Task prompt:
Filter the data below for the string "beta" and copy each matching line.

Dataset items:
========================================================================

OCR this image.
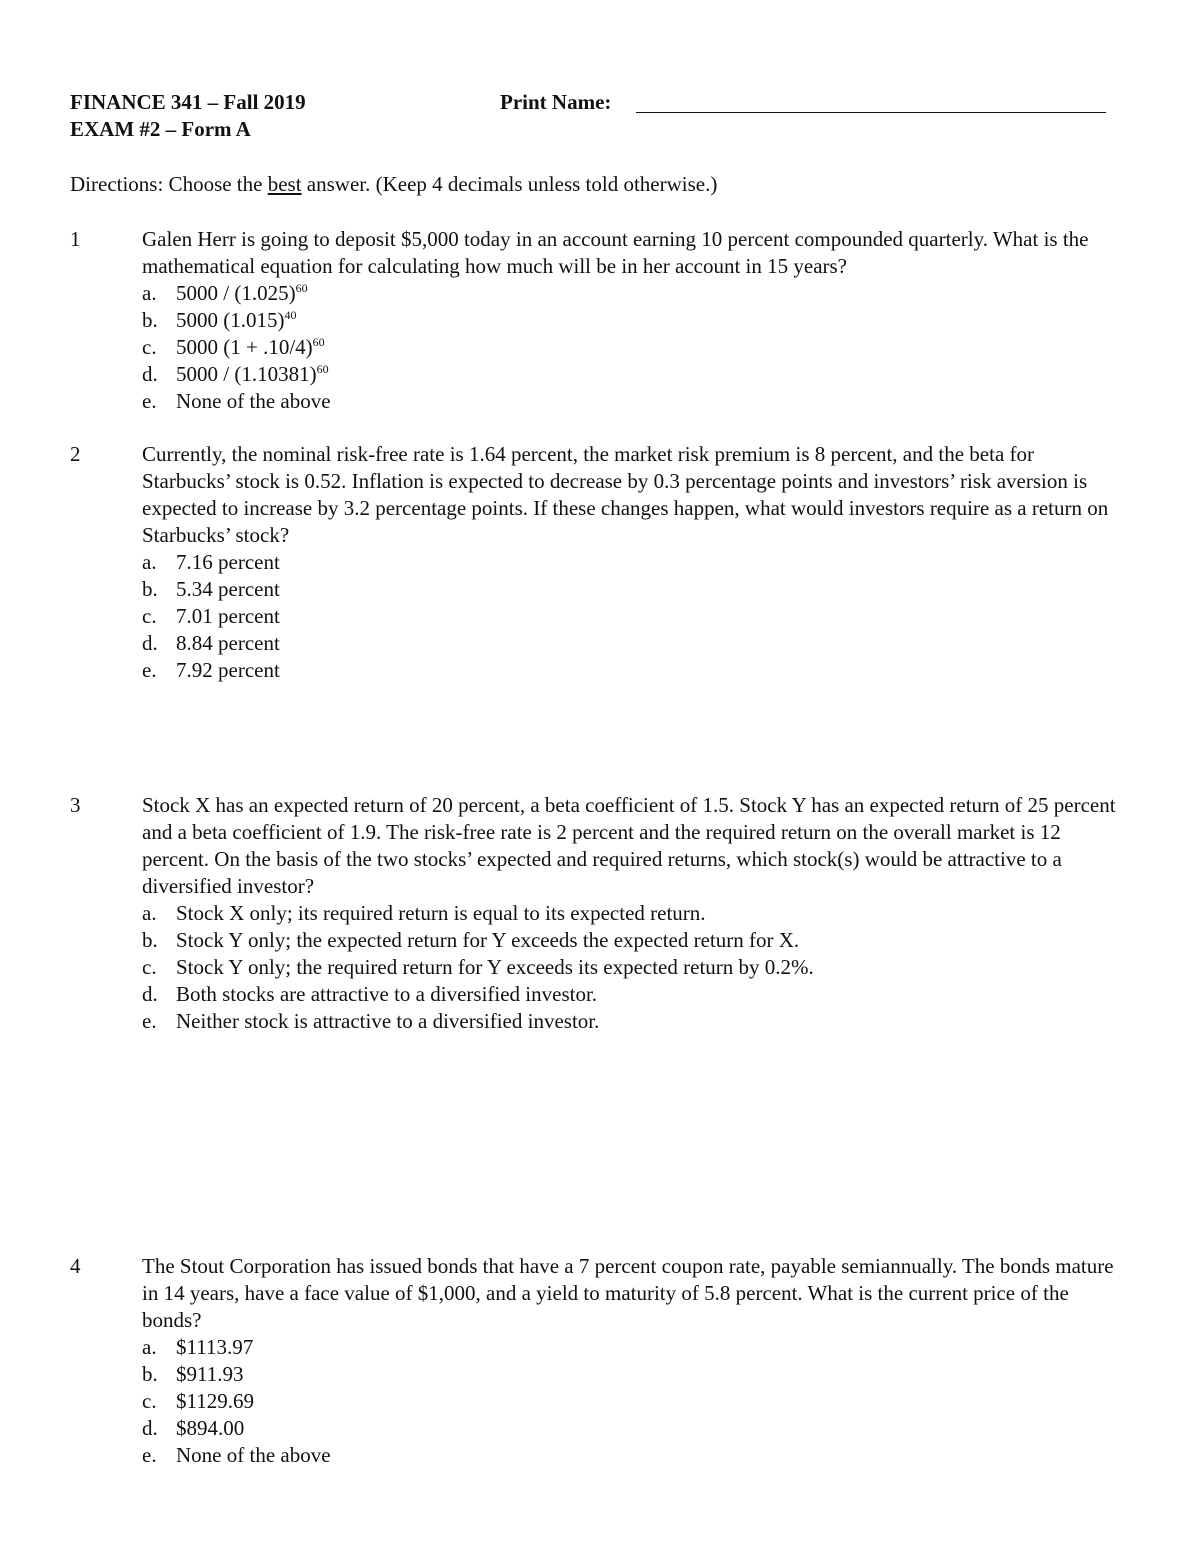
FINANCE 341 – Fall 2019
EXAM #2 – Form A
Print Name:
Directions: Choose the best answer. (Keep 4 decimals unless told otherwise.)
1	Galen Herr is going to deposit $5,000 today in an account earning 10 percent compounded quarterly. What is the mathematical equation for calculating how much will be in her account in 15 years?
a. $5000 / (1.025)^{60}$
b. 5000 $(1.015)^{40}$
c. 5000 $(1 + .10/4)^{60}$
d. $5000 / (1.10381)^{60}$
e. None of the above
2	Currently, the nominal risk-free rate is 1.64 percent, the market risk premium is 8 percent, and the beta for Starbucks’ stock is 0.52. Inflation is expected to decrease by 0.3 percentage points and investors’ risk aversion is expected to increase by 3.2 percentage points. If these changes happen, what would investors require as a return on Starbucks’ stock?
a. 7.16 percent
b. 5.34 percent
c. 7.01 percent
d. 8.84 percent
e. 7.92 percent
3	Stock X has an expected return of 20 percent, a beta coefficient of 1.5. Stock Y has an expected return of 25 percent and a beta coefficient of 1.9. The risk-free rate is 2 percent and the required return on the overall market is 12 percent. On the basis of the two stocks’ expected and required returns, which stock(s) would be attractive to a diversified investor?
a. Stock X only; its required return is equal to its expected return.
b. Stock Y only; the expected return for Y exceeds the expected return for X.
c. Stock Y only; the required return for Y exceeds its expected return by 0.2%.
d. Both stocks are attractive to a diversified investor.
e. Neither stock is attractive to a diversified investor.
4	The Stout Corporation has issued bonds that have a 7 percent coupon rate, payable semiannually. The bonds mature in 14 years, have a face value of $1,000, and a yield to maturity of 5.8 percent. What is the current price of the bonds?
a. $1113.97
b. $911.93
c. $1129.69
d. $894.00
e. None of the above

========================================================================

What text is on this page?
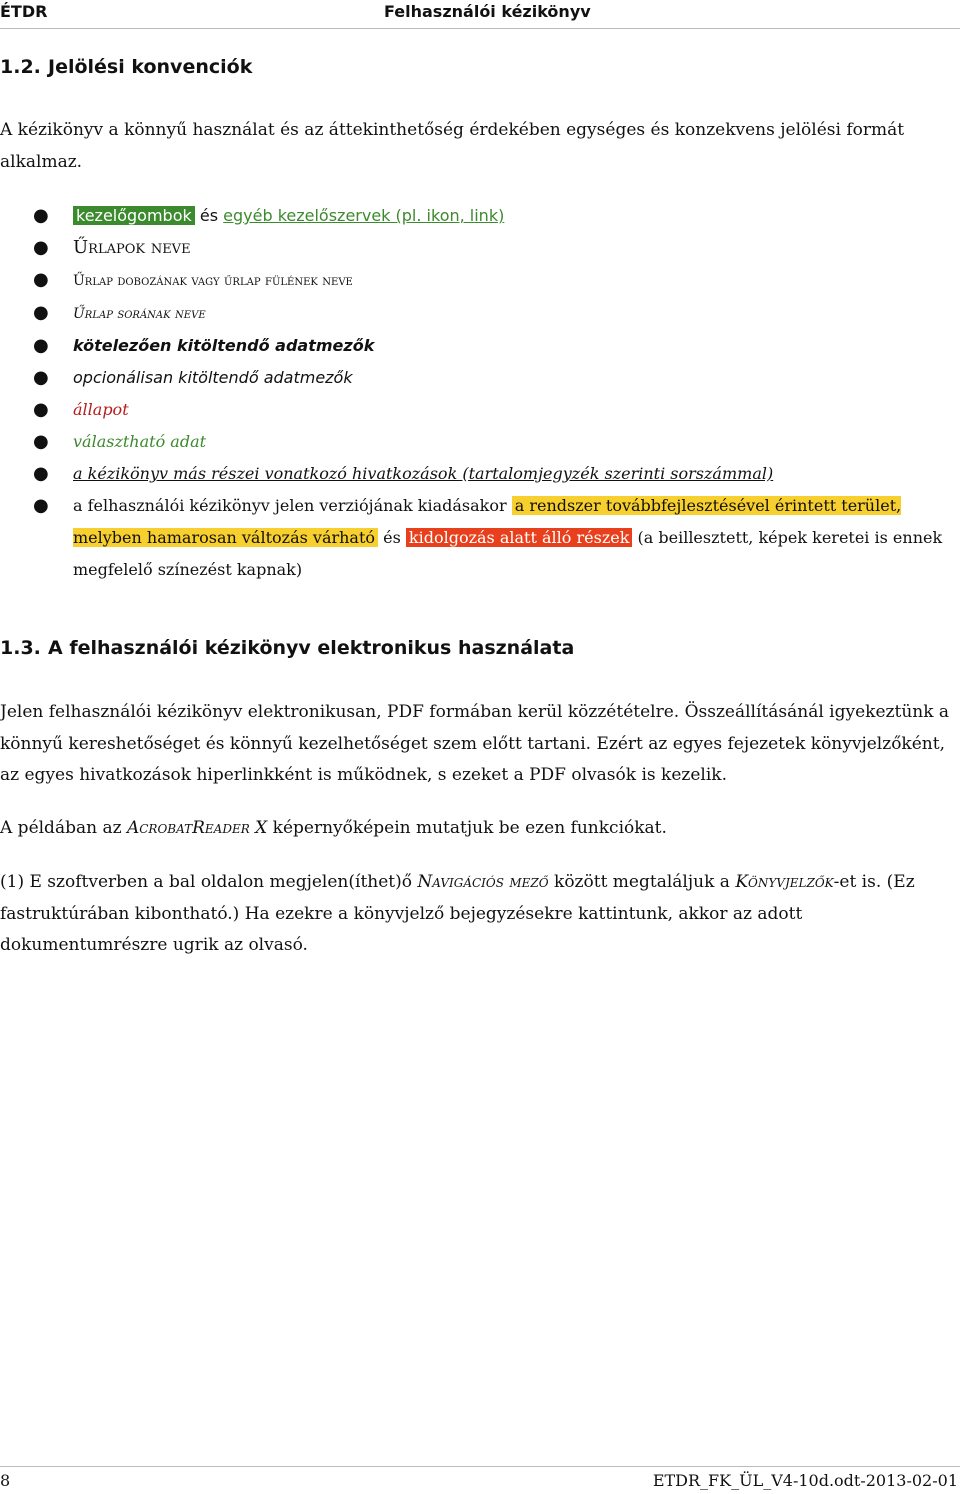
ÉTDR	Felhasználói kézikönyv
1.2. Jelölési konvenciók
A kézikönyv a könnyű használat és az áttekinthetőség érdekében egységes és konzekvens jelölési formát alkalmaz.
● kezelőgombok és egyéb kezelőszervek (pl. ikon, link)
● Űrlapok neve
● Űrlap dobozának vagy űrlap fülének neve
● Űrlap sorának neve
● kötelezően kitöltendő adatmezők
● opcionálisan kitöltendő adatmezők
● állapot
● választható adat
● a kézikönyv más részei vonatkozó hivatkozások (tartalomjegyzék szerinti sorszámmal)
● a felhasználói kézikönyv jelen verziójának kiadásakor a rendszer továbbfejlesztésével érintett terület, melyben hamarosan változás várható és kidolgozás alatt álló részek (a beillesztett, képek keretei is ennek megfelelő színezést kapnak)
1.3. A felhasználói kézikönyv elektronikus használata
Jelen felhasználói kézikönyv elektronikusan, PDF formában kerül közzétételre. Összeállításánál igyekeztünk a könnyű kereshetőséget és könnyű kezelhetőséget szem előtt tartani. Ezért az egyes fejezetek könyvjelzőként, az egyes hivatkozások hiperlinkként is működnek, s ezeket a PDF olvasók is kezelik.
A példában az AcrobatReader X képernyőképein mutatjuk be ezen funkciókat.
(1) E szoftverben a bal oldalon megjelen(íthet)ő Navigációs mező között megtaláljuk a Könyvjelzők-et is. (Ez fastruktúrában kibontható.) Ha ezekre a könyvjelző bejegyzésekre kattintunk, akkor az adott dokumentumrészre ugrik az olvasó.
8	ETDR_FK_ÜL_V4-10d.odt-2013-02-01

========================================================================

Exercise result:
2	Currently, the nominal risk-free rate is 1.64 percent, the market risk premium is 8 percent, and the beta for Starbucks’ stock is 0.52. Inflation is expected to decrease by 0.3 percentage points and investors’ risk aversion is expected to increase by 3.2 percentage points. If these changes happen, what would investors require as a return on Starbucks’ stock?
3	Stock X has an expected return of 20 percent, a beta coefficient of 1.5. Stock Y has an expected return of 25 percent and a beta coefficient of 1.9. The risk-free rate is 2 percent and the required return on the overall market is 12 percent. On the basis of the two stocks’ expected and required returns, which stock(s) would be attractive to a diversified investor?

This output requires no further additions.